How many lines of these entries hold the string "вторичка"? Answer with the number alone.
+ + + + + + +
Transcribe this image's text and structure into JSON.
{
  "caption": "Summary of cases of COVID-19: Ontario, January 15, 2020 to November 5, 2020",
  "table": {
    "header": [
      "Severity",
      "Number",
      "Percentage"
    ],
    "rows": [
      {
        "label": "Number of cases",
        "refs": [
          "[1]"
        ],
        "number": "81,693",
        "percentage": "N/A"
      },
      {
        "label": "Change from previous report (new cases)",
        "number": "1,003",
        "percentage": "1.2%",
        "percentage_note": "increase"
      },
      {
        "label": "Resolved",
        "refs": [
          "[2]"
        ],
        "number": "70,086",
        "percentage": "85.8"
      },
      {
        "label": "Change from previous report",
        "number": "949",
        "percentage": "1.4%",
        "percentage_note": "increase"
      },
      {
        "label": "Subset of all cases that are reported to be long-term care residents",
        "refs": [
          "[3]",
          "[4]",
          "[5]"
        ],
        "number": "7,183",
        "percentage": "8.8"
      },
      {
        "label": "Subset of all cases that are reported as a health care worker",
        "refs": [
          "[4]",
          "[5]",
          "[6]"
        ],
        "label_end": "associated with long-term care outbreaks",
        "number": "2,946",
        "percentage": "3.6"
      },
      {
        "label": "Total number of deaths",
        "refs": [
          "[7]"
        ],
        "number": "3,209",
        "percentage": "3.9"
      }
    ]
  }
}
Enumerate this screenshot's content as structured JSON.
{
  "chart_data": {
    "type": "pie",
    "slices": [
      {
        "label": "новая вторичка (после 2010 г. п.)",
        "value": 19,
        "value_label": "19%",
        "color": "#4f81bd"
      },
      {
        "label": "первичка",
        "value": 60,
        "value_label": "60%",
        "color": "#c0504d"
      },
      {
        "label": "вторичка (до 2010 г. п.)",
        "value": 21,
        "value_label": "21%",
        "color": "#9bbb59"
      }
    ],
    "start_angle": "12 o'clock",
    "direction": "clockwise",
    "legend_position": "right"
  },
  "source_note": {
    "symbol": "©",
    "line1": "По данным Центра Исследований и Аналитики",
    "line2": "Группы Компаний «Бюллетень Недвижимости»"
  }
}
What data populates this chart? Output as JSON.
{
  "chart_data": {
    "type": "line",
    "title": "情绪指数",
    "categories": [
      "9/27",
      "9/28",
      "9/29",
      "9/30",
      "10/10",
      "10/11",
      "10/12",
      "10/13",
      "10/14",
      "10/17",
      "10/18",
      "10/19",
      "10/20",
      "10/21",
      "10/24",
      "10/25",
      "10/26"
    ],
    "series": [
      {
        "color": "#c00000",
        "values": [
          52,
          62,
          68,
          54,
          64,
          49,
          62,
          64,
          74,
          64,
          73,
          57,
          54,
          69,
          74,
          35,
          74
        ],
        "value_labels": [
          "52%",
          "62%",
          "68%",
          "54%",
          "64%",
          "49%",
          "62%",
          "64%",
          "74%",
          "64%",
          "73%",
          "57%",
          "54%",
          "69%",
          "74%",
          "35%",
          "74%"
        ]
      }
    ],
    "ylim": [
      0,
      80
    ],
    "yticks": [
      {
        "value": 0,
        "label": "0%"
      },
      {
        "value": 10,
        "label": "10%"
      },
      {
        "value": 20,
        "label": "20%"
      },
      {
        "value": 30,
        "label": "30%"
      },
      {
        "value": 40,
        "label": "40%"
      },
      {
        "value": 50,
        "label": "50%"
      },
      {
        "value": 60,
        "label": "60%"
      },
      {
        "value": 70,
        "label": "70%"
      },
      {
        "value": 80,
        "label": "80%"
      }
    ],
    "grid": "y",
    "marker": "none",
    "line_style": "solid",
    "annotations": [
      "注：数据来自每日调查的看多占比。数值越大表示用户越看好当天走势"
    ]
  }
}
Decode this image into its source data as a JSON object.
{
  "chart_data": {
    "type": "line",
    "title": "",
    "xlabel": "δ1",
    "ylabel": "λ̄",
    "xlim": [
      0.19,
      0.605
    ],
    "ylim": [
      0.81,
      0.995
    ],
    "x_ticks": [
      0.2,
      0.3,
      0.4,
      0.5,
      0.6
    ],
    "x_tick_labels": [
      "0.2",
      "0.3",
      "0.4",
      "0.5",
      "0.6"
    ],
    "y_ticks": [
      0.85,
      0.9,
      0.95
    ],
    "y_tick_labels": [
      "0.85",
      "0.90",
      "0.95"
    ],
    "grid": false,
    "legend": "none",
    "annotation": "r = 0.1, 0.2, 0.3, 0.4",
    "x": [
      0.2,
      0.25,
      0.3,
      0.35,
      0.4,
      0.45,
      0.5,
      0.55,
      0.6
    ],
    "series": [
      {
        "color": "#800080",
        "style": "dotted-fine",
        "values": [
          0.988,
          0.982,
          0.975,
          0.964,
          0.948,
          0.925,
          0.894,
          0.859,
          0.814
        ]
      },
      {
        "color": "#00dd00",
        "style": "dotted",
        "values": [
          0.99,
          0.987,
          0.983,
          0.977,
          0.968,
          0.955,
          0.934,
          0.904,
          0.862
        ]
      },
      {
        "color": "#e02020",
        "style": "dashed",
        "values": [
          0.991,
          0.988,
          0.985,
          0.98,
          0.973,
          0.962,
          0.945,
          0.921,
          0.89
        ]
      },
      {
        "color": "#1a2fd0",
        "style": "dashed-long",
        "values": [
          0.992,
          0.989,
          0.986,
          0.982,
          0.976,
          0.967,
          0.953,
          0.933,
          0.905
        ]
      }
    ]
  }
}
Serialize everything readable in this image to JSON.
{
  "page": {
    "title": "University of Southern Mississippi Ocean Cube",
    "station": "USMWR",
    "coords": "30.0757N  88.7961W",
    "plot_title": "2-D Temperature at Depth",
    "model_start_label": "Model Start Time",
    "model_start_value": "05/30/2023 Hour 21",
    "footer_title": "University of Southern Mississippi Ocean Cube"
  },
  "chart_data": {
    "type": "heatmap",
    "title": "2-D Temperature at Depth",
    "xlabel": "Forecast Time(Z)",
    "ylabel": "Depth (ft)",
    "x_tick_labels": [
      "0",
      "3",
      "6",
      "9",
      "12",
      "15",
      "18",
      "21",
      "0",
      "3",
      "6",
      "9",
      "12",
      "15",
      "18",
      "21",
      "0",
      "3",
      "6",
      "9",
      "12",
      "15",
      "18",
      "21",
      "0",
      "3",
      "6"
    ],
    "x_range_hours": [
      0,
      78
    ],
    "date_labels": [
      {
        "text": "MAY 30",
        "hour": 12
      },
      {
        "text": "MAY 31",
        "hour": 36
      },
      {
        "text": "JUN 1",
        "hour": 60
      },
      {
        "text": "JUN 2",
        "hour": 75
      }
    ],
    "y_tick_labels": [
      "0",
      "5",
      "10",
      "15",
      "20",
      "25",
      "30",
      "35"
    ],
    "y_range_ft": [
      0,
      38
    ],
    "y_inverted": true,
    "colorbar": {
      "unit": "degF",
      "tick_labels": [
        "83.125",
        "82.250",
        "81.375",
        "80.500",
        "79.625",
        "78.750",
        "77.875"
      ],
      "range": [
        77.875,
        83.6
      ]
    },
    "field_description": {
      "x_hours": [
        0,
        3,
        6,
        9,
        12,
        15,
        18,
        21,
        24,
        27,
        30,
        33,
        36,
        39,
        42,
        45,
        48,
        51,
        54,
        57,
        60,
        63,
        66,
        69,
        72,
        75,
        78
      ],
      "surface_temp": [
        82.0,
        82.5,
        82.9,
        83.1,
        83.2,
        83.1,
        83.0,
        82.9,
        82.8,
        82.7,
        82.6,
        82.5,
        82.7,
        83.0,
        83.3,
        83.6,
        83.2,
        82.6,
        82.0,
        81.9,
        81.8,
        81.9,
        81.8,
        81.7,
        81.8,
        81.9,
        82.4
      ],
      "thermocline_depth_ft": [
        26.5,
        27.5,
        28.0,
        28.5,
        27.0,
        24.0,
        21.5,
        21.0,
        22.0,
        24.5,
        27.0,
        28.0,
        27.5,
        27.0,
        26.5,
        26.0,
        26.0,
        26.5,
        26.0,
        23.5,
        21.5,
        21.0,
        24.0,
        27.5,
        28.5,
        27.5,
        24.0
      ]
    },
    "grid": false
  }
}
+ + + + + + +
■ The completed task ■
2